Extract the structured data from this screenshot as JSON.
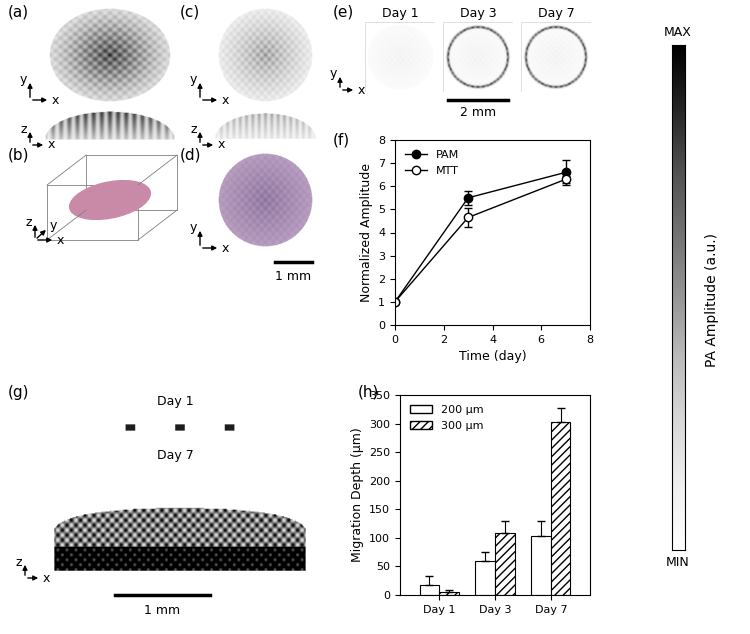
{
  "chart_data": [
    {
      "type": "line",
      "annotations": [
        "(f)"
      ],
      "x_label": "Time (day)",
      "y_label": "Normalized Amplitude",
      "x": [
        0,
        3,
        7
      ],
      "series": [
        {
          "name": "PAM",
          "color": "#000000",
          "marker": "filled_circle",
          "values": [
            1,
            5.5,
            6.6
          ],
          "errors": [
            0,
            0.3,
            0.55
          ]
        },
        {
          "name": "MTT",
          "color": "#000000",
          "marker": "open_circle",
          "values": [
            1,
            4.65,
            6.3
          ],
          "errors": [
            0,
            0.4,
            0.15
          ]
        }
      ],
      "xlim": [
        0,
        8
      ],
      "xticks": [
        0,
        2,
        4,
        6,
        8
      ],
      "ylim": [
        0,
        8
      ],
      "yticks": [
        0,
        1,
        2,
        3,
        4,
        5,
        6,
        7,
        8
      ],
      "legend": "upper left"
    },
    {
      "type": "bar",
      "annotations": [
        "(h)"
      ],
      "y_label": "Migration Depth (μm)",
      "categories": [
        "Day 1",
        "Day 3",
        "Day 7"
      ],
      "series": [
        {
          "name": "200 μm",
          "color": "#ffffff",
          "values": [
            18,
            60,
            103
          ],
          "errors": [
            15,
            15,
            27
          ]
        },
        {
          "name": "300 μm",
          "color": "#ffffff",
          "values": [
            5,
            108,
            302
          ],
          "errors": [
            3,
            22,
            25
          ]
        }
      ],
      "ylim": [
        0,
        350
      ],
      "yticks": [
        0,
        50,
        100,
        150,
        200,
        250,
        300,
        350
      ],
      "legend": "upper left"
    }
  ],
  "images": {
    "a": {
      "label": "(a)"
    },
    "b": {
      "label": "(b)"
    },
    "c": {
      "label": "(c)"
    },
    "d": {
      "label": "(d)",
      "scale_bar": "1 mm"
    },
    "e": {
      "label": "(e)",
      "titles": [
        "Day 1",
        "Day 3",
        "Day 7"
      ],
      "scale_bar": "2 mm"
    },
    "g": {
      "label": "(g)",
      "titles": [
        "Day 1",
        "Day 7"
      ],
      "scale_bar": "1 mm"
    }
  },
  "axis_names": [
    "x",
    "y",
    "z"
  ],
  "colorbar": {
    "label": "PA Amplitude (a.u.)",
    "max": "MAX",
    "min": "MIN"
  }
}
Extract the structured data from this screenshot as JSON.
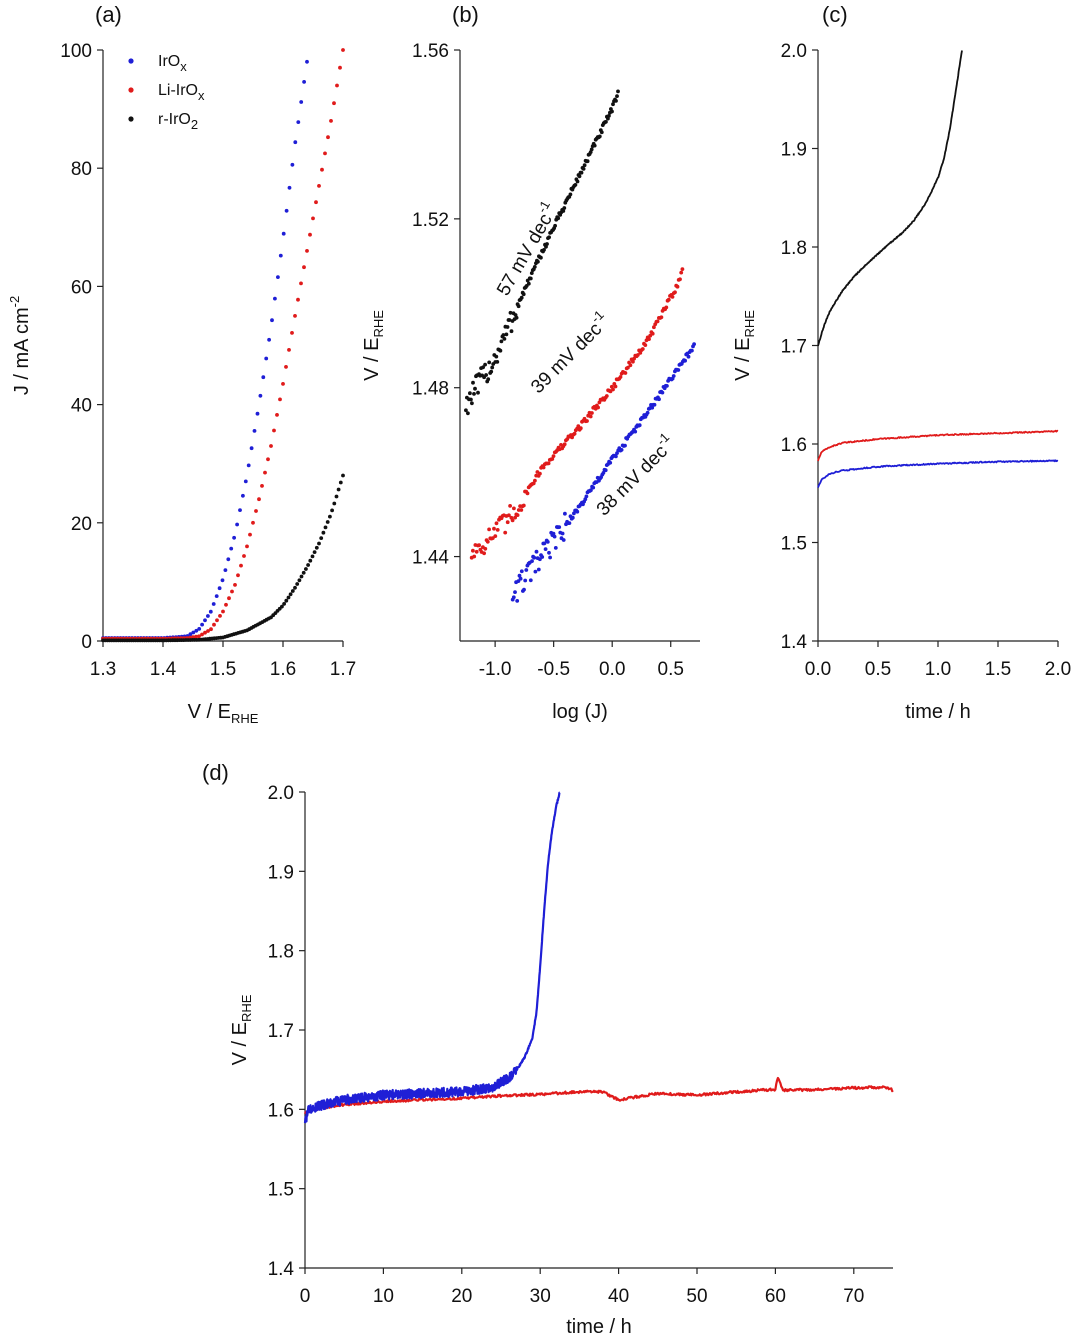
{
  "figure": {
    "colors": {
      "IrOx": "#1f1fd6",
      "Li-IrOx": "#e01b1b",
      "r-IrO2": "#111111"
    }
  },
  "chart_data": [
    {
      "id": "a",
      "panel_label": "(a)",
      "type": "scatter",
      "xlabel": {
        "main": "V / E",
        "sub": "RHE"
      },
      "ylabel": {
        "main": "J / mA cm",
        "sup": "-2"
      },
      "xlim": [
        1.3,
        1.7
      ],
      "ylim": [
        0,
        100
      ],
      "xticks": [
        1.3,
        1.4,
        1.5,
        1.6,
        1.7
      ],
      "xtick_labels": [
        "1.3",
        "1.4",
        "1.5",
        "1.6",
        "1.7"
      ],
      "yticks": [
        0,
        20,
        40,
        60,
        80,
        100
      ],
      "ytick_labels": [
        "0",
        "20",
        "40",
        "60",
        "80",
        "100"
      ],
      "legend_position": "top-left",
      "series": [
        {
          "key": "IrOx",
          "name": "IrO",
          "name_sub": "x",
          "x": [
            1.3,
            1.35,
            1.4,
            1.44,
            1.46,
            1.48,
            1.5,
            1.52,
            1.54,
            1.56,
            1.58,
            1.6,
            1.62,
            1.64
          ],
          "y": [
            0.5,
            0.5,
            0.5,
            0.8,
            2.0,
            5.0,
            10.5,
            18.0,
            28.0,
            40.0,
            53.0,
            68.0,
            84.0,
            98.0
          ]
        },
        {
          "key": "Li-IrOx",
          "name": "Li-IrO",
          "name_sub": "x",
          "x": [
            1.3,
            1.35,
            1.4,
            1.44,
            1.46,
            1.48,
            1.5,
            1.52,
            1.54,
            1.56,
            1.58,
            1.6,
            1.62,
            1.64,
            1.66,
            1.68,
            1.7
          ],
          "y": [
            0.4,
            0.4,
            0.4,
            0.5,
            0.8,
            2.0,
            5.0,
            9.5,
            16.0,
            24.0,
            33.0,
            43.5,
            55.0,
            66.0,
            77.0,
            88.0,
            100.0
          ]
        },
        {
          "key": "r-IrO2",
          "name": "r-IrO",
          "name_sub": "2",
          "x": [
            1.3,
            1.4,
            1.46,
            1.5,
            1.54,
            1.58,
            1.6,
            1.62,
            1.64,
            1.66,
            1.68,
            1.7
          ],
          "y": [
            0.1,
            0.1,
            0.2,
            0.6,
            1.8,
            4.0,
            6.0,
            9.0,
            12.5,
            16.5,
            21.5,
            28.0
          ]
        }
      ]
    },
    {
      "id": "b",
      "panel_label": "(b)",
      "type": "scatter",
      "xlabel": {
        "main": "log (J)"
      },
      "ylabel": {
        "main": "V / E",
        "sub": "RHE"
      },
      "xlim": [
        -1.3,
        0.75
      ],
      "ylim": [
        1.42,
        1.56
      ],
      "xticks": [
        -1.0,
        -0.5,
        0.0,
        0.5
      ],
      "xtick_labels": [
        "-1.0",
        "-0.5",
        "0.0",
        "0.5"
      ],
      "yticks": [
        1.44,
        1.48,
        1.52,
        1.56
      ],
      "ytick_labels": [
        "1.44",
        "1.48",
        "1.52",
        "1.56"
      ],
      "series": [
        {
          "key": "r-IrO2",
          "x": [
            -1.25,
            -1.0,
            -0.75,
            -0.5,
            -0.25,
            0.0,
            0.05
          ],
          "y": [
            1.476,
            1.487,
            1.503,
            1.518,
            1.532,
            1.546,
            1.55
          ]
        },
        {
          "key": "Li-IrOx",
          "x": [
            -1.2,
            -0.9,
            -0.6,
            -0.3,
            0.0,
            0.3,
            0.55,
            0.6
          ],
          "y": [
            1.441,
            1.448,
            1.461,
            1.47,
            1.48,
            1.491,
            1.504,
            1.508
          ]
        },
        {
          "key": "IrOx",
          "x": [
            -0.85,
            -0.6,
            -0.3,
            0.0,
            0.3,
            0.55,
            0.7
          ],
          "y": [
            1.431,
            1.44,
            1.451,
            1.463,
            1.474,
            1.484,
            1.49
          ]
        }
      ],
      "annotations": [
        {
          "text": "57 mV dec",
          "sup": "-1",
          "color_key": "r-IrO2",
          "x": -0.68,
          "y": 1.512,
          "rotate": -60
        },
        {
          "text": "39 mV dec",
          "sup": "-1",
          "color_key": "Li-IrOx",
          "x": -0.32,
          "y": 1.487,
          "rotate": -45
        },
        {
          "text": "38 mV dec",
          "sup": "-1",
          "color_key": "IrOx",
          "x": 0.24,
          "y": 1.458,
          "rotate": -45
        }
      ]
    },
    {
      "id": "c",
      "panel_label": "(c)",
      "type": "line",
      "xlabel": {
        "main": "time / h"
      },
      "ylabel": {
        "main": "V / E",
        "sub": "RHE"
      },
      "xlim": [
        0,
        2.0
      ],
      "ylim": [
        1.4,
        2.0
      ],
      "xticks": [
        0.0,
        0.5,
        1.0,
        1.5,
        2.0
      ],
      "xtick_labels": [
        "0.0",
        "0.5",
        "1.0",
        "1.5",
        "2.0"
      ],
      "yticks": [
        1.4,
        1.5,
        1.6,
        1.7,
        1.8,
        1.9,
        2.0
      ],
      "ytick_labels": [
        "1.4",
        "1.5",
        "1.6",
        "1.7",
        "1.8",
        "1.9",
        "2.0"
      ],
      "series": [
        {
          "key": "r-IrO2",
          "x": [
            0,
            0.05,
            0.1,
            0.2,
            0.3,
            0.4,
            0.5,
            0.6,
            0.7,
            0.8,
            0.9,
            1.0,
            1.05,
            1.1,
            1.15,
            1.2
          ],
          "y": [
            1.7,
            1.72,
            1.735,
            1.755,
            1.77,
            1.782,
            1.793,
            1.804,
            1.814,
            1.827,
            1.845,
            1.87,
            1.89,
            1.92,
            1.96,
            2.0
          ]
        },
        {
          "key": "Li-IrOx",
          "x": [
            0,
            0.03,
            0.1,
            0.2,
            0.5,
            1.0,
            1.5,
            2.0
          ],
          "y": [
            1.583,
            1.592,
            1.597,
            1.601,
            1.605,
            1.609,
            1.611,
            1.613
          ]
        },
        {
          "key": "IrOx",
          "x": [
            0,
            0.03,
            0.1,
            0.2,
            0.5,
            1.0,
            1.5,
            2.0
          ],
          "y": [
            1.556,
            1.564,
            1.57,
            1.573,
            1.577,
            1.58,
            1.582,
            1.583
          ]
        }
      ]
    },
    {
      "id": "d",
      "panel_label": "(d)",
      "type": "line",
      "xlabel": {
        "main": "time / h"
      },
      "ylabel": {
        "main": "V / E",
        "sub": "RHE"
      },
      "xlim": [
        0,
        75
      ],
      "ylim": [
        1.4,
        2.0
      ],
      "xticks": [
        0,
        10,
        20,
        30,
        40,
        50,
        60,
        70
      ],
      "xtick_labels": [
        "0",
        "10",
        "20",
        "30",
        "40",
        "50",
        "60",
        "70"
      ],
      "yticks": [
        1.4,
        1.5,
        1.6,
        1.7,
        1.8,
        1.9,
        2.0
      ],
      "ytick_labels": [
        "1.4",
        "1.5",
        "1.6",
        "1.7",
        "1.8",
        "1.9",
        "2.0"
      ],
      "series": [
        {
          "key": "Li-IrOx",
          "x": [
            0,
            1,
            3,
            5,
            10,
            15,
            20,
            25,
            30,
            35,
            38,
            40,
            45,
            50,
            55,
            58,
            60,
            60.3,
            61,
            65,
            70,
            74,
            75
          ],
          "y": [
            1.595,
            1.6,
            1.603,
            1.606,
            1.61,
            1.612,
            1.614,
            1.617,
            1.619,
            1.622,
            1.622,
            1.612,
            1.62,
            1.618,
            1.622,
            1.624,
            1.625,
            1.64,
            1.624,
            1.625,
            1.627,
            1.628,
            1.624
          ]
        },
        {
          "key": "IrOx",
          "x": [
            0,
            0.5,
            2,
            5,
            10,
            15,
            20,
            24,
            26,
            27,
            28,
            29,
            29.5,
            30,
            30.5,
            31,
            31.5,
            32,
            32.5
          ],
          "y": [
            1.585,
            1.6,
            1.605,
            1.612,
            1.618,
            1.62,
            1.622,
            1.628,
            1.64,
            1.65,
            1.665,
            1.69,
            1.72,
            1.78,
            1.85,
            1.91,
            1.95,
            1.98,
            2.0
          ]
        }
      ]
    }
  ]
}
....
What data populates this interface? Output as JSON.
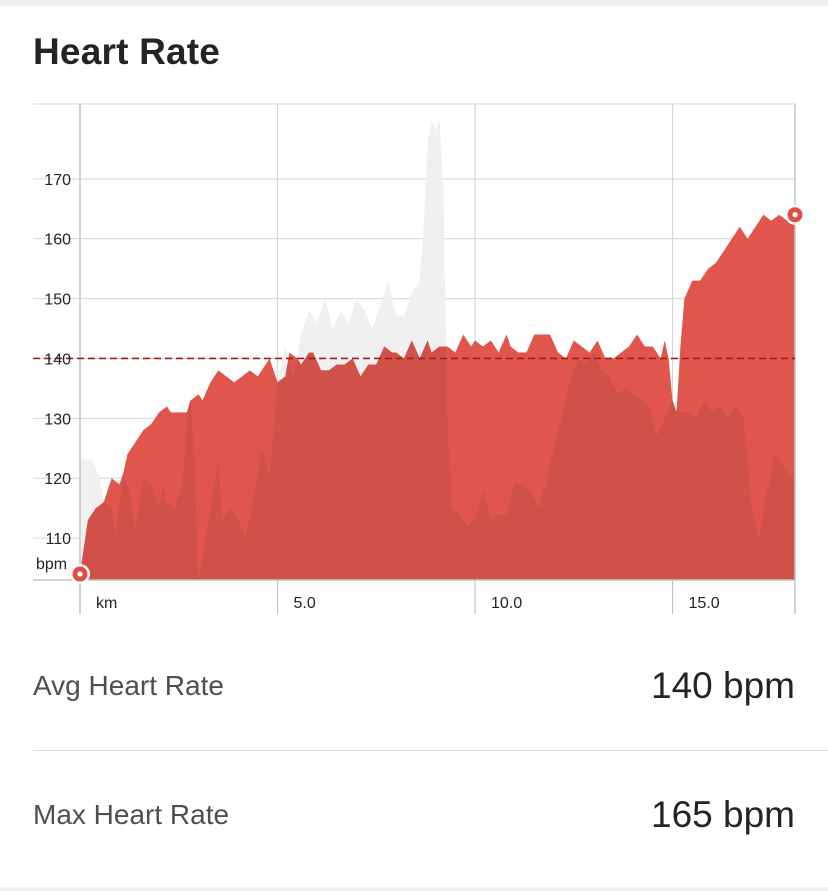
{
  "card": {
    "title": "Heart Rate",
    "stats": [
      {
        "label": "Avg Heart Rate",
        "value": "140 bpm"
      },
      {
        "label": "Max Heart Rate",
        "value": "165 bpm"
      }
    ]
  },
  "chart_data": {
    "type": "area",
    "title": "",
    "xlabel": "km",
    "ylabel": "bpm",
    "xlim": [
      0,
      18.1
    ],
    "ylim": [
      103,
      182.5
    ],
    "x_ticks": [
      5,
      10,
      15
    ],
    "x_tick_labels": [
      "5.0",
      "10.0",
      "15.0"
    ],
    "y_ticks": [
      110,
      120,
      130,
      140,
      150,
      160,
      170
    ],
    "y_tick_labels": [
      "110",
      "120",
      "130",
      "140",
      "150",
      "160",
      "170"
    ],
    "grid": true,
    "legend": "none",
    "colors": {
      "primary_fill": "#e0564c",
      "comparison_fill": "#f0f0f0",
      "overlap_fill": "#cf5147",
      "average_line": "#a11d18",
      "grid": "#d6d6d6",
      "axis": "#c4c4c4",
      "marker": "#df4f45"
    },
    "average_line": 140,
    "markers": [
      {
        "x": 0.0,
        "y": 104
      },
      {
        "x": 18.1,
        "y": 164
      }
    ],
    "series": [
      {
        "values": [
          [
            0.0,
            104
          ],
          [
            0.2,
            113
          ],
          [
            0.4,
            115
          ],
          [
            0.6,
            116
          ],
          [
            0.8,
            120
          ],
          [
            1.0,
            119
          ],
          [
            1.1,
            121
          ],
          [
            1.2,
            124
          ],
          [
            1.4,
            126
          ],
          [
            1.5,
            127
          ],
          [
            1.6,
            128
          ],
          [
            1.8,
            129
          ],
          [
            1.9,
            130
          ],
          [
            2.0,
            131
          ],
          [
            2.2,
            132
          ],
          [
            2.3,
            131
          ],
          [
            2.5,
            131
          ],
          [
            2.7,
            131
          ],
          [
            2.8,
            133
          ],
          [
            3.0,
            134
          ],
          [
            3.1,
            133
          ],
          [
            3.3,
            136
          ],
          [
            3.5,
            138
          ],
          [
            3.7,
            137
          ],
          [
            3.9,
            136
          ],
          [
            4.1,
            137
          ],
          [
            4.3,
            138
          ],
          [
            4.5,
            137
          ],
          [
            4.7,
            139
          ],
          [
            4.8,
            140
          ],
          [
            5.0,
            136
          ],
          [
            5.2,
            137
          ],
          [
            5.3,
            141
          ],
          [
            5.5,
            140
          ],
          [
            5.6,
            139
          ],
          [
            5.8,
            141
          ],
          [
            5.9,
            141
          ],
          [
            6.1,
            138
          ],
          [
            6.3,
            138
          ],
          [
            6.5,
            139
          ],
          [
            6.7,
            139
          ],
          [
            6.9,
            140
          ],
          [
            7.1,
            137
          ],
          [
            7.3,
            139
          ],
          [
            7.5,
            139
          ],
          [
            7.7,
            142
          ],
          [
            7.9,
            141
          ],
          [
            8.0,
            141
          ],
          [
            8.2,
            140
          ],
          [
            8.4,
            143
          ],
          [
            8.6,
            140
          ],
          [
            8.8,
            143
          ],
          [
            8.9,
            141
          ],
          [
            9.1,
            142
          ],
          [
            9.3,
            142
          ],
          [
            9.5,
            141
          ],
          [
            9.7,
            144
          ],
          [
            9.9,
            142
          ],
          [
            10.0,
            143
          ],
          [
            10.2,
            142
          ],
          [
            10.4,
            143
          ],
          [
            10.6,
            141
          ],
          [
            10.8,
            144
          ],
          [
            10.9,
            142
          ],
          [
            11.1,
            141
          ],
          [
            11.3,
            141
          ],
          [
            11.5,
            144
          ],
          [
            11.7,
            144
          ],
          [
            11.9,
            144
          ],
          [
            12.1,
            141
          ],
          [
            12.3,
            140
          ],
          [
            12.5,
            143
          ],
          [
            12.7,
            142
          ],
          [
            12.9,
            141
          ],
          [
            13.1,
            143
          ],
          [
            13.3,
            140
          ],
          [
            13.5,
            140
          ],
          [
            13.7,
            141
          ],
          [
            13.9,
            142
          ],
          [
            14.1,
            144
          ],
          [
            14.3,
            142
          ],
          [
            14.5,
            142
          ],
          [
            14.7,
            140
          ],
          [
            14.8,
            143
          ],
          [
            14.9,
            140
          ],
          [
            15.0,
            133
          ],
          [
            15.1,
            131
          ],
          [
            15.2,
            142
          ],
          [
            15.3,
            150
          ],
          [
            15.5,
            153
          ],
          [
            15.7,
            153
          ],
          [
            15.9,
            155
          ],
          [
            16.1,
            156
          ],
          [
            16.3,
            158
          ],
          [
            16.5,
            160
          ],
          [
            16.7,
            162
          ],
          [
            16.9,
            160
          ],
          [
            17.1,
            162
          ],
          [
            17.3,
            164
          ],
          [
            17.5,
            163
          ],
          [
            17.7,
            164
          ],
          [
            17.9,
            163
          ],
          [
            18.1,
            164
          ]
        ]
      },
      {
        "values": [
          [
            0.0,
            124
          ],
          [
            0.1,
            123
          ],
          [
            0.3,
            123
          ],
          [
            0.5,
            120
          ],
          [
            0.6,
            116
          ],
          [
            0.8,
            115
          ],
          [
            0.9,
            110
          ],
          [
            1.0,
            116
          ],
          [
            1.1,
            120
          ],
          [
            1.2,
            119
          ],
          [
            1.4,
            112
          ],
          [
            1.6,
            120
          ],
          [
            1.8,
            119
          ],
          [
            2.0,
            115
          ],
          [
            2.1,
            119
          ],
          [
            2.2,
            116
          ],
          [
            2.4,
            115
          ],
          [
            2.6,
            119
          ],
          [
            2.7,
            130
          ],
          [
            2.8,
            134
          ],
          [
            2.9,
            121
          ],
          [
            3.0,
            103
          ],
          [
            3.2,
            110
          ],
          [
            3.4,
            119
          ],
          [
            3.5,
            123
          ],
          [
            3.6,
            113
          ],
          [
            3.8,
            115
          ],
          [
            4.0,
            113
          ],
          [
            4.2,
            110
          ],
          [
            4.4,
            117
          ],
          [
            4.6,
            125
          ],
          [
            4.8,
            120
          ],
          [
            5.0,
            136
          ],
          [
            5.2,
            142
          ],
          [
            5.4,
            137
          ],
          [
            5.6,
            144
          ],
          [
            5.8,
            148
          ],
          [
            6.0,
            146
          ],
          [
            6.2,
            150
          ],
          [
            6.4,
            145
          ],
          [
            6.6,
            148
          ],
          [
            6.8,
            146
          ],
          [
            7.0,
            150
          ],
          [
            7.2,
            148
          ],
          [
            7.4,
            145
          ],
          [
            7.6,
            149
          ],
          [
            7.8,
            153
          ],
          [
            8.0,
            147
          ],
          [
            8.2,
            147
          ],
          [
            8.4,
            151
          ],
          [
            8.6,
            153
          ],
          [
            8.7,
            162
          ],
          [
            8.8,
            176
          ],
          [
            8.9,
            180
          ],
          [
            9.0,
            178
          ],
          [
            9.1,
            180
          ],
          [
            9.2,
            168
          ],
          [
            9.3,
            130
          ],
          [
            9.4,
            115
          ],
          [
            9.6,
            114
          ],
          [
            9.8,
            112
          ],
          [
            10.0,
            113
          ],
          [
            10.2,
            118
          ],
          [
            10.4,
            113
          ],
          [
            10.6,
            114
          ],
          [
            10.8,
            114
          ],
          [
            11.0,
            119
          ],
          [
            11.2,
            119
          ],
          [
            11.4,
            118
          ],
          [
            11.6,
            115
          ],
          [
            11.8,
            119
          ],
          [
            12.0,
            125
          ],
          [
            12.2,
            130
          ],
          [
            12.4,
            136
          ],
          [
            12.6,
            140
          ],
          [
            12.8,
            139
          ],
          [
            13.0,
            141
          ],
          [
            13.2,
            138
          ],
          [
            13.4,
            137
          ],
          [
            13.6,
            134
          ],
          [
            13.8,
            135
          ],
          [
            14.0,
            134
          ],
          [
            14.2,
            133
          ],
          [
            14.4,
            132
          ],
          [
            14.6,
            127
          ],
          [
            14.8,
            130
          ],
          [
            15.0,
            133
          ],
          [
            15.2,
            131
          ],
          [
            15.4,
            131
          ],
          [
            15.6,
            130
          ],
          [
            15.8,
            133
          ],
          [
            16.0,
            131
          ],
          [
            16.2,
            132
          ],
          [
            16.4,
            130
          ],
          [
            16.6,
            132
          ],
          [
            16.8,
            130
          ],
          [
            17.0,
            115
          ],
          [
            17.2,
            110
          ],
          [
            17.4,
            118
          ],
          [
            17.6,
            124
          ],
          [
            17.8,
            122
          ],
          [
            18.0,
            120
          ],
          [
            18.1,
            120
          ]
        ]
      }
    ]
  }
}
....
Task description => Pick out, from the lines above, every one that contains the string "Rate".

Complete response =>
    "title": "Heart Rate",
        "label": "Avg Heart Rate",
        "label": "Max Heart Rate",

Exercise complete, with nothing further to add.